GIVEN TASK:
Every entry must be echoed exactly.

MATERIAL FOR THIS TASK:

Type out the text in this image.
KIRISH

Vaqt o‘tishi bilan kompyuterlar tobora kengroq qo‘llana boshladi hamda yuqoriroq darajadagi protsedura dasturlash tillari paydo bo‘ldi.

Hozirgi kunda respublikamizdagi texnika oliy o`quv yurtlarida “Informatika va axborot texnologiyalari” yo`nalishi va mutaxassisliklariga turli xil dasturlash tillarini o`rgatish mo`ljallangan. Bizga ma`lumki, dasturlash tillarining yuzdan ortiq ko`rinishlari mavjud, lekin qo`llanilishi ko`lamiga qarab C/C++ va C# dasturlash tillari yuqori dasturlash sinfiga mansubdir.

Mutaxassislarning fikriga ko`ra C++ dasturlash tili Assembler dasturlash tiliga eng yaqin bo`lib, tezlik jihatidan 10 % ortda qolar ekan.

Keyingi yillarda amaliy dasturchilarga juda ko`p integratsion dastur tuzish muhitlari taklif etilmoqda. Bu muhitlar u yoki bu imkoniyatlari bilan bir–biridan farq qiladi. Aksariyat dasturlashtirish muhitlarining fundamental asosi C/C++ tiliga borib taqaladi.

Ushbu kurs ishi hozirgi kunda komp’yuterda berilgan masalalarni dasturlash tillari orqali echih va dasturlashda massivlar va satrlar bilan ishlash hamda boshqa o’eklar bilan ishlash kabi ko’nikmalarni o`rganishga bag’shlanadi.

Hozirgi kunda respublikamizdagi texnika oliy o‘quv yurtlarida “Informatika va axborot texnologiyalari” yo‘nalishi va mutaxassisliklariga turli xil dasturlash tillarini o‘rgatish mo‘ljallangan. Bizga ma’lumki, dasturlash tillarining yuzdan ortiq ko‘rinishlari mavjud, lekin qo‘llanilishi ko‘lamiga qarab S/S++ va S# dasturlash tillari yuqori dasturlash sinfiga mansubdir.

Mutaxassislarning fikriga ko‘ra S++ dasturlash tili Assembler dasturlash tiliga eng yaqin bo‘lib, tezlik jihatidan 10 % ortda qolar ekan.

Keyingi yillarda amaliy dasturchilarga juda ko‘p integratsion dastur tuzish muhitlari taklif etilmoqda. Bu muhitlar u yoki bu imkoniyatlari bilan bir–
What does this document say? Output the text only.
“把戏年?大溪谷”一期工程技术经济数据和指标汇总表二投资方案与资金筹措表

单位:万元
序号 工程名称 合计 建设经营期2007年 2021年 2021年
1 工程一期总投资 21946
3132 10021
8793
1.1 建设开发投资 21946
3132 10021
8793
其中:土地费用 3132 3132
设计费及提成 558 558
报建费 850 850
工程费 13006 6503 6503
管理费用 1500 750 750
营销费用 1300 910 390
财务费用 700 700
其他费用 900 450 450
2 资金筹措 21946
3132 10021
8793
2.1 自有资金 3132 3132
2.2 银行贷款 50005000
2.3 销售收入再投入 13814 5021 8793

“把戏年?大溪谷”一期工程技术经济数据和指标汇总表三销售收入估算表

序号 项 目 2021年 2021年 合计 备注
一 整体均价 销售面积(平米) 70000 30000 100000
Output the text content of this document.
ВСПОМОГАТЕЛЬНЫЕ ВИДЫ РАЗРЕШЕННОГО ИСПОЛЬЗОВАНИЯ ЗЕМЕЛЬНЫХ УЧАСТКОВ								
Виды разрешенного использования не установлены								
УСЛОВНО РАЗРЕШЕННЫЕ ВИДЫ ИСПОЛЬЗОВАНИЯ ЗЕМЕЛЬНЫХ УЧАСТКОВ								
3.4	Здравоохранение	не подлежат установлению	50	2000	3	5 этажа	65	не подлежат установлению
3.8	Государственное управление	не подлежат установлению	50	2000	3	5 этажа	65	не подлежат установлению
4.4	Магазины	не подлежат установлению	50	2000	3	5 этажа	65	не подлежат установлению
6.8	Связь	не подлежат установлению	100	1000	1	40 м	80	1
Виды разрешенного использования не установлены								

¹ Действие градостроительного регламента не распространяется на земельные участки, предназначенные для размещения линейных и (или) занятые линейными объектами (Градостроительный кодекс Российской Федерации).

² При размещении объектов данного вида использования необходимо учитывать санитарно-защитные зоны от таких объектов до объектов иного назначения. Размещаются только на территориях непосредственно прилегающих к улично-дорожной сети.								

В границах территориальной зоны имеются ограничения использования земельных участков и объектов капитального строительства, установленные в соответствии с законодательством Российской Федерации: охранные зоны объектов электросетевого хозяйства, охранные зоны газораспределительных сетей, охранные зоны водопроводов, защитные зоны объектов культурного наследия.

RESPONSE TO THIS TASK:
Type out the text in this image.
KIRISH

Vaqt o‘tishi bilan kompyuterlar tobora kengroq qo‘llana boshladi hamda yuqoriroq darajadagi protsedura dasturlash tillari paydo bo‘ldi.

Hozirgi kunda respublikamizdagi texnika oliy o`quv yurtlarida “Informatika va axborot texnologiyalari” yo`nalishi va mutaxassisliklariga turli xil dasturlash tillarini o`rgatish mo`ljallangan. Bizga ma`lumki, dasturlash tillarining yuzdan ortiq ko`rinishlari mavjud, lekin qo`llanilishi ko`lamiga qarab C/C++ va C# dasturlash tillari yuqori dasturlash sinfiga mansubdir.

Mutaxassislarning fikriga ko`ra C++ dasturlash tili Assembler dasturlash tiliga eng yaqin bo`lib, tezlik jihatidan 10 % ortda qolar ekan.

Keyingi yillarda amaliy dasturchilarga juda ko`p integratsion dastur tuzish muhitlari taklif etilmoqda. Bu muhitlar u yoki bu imkoniyatlari bilan bir–biridan farq qiladi. Aksariyat dasturlashtirish muhitlarining fundamental asosi C/C++ tiliga borib taqaladi.

Ushbu kurs ishi hozirgi kunda komp’yuterda berilgan masalalarni dasturlash tillari orqali echih va dasturlashda massivlar va satrlar bilan ishlash hamda boshqa o’eklar bilan ishlash kabi ko’nikmalarni o`rganishga bag’shlanadi.

Hozirgi kunda respublikamizdagi texnika oliy o‘quv yurtlarida “Informatika va axborot texnologiyalari” yo‘nalishi va mutaxassisliklariga turli xil dasturlash tillarini o‘rgatish mo‘ljallangan. Bizga ma’lumki, dasturlash tillarining yuzdan ortiq ko‘rinishlari mavjud, lekin qo‘llanilishi ko‘lamiga qarab S/S++ va S# dasturlash tillari yuqori dasturlash sinfiga mansubdir.

Mutaxassislarning fikriga ko‘ra S++ dasturlash tili Assembler dasturlash tiliga eng yaqin bo‘lib, tezlik jihatidan 10 % ortda qolar ekan.

Keyingi yillarda amaliy dasturchilarga juda ko‘p integratsion dastur tuzish muhitlari taklif etilmoqda. Bu muhitlar u yoki bu imkoniyatlari bilan bir–
What does this document say? Output the text only.
“把戏年?大溪谷”一期工程技术经济数据和指标汇总表二投资方案与资金筹措表

单位:万元
序号 工程名称 合计 建设经营期2007年 2021年 2021年
1 工程一期总投资 21946
3132 10021
8793
1.1 建设开发投资 21946
3132 10021
8793
其中:土地费用 3132 3132
设计费及提成 558 558
报建费 850 850
工程费 13006 6503 6503
管理费用 1500 750 750
营销费用 1300 910 390
财务费用 700 700
其他费用 900 450 450
2 资金筹措 21946
3132 10021
8793
2.1 自有资金 3132 3132
2.2 银行贷款 50005000
2.3 销售收入再投入 13814 5021 8793

“把戏年?大溪谷”一期工程技术经济数据和指标汇总表三销售收入估算表

序号 项 目 2021年 2021年 合计 备注
一 整体均价 销售面积(平米) 70000 30000 100000
Output the text content of this document.
ВСПОМОГАТЕЛЬНЫЕ ВИДЫ РАЗРЕШЕННОГО ИСПОЛЬЗОВАНИЯ ЗЕМЕЛЬНЫХ УЧАСТКОВ								
Виды разрешенного использования не установлены								
УСЛОВНО РАЗРЕШЕННЫЕ ВИДЫ ИСПОЛЬЗОВАНИЯ ЗЕМЕЛЬНЫХ УЧАСТКОВ								
3.4	Здравоохранение	не подлежат установлению	50	2000	3	5 этажа	65	не подлежат установлению
3.8	Государственное управление	не подлежат установлению	50	2000	3	5 этажа	65	не подлежат установлению
4.4	Магазины	не подлежат установлению	50	2000	3	5 этажа	65	не подлежат установлению
6.8	Связь	не подлежат установлению	100	1000	1	40 м	80	1
Виды разрешенного использования не установлены								

¹ Действие градостроительного регламента не распространяется на земельные участки, предназначенные для размещения линейных и (или) занятые линейными объектами (Градостроительный кодекс Российской Федерации).

² При размещении объектов данного вида использования необходимо учитывать санитарно-защитные зоны от таких объектов до объектов иного назначения. Размещаются только на территориях непосредственно прилегающих к улично-дорожной сети.								

В границах территориальной зоны имеются ограничения использования земельных участков и объектов капитального строительства, установленные в соответствии с законодательством Российской Федерации: охранные зоны объектов электросетевого хозяйства, охранные зоны газораспределительных сетей, охранные зоны водопроводов, защитные зоны объектов культурного наследия.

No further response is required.